* WHAT TO WORK ON
Look through the records below, and copy out every line that holds the string "ylabel".

* DATA ROWS
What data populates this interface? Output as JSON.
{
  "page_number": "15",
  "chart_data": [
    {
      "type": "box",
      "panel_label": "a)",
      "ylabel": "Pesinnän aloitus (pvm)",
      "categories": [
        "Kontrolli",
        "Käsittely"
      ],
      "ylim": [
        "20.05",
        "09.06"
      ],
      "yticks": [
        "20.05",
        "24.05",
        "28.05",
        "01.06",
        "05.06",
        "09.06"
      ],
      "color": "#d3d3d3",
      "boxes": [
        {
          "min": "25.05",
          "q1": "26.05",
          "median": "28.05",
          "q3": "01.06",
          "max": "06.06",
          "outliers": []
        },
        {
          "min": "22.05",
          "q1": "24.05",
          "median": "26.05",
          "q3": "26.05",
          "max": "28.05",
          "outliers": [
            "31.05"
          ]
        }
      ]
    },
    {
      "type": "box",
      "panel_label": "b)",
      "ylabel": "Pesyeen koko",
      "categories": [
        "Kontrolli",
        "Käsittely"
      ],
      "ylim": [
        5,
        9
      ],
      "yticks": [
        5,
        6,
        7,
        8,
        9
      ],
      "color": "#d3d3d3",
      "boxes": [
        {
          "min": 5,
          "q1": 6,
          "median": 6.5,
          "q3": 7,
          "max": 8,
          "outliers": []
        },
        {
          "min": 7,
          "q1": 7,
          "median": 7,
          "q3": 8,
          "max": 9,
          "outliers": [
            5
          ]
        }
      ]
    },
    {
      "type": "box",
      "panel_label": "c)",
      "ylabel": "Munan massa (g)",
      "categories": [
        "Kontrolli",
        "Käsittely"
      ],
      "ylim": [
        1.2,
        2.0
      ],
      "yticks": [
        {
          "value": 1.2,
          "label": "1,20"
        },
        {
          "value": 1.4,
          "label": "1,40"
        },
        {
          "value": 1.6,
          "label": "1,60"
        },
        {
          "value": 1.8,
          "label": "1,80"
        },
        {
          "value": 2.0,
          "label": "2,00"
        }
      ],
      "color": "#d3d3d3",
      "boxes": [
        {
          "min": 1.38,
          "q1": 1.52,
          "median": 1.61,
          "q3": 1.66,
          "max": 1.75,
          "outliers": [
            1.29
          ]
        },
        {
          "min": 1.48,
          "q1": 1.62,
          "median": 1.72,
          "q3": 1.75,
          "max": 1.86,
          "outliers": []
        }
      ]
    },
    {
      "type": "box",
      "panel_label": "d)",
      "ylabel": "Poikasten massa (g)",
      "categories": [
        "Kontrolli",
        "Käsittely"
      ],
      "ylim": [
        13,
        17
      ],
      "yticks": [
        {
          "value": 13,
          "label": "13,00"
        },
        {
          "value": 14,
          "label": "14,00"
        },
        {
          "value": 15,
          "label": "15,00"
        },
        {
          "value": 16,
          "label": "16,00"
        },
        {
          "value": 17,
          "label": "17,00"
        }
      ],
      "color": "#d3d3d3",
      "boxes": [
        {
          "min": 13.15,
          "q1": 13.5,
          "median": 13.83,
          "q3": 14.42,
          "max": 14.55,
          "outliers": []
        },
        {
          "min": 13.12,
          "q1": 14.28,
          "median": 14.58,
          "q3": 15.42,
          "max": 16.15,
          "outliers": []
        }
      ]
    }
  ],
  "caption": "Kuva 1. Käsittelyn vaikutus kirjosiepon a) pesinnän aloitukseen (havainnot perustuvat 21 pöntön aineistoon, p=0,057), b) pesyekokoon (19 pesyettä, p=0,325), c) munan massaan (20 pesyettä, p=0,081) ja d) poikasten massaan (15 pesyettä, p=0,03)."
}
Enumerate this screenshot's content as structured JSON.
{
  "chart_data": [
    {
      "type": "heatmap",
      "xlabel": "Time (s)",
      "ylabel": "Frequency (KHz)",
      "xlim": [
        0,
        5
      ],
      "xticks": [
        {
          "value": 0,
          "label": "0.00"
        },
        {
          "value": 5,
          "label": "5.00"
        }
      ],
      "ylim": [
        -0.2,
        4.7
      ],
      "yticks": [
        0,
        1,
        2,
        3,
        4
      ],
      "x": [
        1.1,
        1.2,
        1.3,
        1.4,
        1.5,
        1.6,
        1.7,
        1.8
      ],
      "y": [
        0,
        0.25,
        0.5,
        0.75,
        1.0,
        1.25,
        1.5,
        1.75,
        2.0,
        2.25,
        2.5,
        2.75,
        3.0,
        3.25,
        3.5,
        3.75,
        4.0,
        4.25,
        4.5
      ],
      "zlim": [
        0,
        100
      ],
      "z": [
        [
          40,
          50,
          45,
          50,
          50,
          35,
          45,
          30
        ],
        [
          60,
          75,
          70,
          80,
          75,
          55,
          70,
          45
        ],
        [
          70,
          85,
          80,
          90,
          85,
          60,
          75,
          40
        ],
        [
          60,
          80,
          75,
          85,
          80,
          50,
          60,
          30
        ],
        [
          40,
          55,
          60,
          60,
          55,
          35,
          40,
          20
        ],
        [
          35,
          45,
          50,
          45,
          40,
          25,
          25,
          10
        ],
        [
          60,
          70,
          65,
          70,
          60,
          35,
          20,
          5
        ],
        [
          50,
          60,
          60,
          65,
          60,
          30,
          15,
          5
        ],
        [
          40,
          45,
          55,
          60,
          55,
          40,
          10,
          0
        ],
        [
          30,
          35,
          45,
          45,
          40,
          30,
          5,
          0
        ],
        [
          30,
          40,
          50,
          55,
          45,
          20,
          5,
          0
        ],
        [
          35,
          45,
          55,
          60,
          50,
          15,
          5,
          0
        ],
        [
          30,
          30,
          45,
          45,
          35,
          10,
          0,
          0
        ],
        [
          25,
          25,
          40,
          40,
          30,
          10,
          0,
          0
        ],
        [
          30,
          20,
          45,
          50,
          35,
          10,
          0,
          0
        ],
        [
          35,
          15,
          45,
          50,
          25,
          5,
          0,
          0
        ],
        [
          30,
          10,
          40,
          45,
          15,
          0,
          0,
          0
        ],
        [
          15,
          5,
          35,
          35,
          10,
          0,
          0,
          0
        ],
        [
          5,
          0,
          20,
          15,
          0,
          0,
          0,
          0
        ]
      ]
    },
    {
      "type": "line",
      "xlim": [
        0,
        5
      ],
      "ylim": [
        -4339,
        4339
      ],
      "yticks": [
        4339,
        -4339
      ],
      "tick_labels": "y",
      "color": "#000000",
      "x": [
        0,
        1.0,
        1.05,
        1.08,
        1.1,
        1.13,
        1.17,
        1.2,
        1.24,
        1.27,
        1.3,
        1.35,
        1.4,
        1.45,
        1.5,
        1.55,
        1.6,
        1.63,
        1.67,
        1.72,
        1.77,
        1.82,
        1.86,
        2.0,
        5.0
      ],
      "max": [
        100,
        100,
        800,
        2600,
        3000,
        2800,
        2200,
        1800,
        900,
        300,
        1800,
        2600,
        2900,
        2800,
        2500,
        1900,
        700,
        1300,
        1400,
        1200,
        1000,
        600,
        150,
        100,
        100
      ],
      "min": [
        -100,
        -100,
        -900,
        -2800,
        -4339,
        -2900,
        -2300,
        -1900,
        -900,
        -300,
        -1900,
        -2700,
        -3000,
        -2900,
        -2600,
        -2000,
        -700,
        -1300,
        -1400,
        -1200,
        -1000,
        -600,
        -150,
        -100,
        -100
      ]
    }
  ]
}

* RESPONSE TO THE TASK
      "ylabel": "Pesinnän aloitus (pvm)",
      "ylabel": "Pesyeen koko",
      "ylabel": "Munan massa (g)",
      "ylabel": "Poikasten massa (g)",
      "ylabel": "Frequency (KHz)",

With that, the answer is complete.